RECORDED DATA.

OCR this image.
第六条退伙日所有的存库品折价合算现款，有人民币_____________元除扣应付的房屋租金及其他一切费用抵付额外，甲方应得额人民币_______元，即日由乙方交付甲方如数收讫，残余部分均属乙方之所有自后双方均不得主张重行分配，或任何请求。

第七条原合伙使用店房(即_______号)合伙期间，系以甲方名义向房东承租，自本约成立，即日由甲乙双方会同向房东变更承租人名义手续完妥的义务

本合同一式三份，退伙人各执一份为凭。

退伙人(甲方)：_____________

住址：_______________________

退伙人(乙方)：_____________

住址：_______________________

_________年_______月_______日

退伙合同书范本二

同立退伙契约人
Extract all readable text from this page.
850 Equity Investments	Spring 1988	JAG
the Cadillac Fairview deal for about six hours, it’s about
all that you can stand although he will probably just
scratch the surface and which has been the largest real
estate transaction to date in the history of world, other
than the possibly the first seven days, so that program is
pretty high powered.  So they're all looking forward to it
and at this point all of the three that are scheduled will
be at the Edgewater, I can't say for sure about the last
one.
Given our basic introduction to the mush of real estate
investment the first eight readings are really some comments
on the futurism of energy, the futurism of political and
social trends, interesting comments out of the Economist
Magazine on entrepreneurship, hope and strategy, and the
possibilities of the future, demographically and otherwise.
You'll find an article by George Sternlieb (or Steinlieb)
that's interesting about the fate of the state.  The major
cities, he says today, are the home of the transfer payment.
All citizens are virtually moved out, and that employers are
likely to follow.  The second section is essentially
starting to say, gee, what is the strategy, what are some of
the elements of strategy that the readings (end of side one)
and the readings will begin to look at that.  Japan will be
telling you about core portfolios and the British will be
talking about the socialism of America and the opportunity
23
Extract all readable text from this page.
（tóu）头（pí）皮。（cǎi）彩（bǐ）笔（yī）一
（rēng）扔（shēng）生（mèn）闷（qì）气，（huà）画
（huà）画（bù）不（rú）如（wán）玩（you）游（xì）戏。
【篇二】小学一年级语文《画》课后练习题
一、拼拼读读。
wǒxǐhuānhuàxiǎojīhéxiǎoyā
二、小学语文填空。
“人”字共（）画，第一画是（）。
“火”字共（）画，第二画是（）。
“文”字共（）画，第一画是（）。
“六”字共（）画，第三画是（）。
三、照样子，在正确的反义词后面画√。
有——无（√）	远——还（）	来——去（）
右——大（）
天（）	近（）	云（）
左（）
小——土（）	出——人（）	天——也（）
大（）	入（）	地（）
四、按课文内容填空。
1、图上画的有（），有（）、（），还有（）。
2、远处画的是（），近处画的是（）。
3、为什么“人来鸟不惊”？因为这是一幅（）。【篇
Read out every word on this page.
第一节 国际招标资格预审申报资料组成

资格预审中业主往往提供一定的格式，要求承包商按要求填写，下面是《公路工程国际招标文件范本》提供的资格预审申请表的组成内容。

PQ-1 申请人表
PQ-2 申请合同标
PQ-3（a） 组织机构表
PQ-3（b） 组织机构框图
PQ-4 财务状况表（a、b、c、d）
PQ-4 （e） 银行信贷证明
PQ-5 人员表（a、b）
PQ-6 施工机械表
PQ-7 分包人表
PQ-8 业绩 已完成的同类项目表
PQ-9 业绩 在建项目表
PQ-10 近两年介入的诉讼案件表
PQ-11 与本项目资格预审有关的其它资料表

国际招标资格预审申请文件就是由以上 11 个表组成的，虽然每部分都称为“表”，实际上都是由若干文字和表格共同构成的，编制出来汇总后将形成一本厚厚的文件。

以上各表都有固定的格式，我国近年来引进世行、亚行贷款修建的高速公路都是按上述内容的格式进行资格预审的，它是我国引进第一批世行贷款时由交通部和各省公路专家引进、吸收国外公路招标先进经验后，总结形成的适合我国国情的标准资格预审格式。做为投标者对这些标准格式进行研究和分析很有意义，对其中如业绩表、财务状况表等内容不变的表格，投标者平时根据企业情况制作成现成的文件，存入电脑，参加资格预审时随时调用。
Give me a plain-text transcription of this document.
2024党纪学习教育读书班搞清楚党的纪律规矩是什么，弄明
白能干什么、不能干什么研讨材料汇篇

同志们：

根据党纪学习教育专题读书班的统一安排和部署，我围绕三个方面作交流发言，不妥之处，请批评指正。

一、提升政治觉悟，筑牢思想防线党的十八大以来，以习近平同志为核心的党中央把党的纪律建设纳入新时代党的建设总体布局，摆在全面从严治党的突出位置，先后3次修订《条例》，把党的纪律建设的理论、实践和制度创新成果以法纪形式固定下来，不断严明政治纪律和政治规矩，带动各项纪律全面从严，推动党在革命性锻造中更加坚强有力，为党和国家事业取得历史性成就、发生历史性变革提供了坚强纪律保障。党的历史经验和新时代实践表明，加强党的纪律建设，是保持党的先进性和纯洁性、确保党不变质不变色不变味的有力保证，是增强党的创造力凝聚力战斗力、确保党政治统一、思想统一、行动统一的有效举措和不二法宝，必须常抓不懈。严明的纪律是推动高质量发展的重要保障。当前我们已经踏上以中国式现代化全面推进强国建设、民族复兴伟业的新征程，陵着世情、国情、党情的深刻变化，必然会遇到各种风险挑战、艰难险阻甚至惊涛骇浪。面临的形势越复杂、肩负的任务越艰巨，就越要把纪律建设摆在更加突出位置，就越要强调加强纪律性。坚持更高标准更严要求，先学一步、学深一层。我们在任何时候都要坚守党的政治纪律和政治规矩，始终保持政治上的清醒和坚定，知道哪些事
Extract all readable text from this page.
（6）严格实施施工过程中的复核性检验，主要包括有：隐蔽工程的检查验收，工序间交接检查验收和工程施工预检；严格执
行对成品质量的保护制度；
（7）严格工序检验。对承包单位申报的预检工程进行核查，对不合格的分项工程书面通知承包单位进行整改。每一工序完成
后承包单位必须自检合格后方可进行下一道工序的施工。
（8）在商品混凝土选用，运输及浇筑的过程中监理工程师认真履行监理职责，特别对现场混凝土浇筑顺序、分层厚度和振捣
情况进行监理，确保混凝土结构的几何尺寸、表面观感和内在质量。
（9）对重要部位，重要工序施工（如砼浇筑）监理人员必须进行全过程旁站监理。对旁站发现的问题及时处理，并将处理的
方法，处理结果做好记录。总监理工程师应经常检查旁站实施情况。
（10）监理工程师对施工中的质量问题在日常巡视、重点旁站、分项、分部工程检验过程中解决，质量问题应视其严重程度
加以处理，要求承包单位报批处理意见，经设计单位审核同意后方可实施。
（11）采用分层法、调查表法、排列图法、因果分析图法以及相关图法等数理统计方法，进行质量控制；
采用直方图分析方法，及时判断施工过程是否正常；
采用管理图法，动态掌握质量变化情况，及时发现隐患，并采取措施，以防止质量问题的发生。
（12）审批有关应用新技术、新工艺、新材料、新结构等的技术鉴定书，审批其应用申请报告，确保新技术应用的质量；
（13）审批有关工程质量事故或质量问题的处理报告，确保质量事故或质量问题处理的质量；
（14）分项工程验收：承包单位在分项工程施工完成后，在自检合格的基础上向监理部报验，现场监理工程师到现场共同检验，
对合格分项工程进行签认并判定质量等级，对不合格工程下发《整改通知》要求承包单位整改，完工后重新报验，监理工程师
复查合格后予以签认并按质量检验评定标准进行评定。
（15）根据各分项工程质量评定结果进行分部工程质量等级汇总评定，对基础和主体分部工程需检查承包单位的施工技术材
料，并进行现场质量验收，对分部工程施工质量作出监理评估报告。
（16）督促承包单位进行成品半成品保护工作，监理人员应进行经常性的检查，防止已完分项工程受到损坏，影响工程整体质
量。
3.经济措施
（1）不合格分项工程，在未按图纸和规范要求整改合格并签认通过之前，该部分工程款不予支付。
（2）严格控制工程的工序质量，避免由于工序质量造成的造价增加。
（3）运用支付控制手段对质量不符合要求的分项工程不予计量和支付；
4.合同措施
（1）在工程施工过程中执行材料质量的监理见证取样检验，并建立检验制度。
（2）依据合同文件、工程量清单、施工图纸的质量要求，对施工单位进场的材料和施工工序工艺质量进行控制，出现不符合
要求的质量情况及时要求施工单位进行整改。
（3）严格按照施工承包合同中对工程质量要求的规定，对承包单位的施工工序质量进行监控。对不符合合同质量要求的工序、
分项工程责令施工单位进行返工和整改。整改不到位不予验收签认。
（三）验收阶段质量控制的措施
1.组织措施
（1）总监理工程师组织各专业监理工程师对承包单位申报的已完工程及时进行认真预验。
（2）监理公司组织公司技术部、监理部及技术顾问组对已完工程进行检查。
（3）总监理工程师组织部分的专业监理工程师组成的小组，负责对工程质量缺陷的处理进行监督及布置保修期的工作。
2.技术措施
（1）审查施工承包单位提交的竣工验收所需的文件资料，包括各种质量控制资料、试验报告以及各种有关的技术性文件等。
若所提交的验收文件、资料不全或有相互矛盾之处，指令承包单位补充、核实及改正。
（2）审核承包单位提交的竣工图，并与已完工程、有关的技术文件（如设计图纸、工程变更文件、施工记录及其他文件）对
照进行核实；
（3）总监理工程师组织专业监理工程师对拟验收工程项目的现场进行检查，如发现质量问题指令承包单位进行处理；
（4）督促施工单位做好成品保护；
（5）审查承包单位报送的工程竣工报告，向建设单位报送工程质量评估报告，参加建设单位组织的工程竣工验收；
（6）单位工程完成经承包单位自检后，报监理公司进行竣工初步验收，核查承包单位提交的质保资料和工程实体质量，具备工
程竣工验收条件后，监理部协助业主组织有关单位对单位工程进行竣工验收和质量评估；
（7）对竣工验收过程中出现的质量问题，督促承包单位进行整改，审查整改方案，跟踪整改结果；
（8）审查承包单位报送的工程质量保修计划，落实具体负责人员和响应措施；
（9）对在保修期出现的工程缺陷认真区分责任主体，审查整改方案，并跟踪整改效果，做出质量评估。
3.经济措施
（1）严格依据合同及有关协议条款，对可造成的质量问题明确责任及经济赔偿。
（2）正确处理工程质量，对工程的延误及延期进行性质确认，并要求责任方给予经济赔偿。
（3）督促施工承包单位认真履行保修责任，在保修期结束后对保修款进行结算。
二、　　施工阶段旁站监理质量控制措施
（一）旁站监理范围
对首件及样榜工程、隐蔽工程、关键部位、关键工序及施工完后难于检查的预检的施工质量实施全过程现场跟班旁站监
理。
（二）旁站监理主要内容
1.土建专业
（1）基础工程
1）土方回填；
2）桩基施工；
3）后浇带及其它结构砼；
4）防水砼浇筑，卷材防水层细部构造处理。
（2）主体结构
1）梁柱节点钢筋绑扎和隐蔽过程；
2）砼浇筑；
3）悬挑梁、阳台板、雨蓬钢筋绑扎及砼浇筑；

WHAT TO PRODUCE. Select every line where the word "first" occurs.

TASK OUTPUT.
than the possibly the first seven days, so that program is
investment the first eight readings are really some comments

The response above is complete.